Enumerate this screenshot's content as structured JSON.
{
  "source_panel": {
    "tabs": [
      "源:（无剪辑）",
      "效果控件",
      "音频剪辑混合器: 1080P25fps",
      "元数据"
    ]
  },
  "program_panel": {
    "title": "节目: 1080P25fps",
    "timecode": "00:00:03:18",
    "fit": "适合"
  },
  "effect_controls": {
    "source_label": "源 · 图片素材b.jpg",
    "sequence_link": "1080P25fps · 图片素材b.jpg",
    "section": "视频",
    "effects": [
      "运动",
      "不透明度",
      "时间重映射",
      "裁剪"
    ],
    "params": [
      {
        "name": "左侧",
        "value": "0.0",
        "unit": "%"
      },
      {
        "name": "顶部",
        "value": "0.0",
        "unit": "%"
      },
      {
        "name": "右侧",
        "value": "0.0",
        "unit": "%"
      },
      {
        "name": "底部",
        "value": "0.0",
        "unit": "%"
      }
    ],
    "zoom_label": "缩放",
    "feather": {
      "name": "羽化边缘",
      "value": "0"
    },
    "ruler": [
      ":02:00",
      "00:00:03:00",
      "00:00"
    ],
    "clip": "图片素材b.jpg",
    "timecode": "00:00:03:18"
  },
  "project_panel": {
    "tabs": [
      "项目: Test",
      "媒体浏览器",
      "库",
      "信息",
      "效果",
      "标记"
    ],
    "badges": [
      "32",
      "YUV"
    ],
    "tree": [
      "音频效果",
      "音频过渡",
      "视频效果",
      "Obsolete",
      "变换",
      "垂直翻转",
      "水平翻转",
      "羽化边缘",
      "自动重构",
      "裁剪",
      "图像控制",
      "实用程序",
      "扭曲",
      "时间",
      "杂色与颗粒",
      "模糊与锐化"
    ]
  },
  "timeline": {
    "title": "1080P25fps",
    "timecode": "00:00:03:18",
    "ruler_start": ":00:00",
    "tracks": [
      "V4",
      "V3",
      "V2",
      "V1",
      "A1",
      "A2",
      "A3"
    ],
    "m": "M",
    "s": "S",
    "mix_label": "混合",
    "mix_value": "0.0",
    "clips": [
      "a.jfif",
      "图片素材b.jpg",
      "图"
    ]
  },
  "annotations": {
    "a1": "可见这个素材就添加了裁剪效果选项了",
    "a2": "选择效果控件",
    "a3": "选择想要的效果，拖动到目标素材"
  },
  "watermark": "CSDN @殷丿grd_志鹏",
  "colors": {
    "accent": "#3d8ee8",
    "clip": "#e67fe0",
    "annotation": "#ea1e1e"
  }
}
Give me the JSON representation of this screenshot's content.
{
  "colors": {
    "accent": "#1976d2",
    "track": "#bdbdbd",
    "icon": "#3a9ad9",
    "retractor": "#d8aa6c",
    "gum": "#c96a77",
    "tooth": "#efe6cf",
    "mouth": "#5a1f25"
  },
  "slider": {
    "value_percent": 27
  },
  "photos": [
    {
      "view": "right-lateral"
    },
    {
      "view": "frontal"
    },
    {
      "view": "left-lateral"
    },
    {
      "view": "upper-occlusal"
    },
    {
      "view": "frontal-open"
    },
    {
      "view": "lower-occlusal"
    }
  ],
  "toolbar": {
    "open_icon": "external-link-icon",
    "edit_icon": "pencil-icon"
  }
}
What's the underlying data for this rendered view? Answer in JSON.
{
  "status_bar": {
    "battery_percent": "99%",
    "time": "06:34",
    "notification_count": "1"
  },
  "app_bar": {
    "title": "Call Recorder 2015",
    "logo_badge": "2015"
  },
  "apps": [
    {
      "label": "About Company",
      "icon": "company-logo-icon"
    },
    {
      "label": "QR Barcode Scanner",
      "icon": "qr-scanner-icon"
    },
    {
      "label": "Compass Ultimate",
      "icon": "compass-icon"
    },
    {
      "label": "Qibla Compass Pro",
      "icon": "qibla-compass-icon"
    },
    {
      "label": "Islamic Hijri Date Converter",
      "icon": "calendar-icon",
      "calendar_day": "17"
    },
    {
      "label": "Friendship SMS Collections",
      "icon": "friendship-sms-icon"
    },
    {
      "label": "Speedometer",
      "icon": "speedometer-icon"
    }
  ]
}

================================

▶ _Work to do_: Answer with a single number: the count of lines holding the word "this".

▶ _Full output_: 3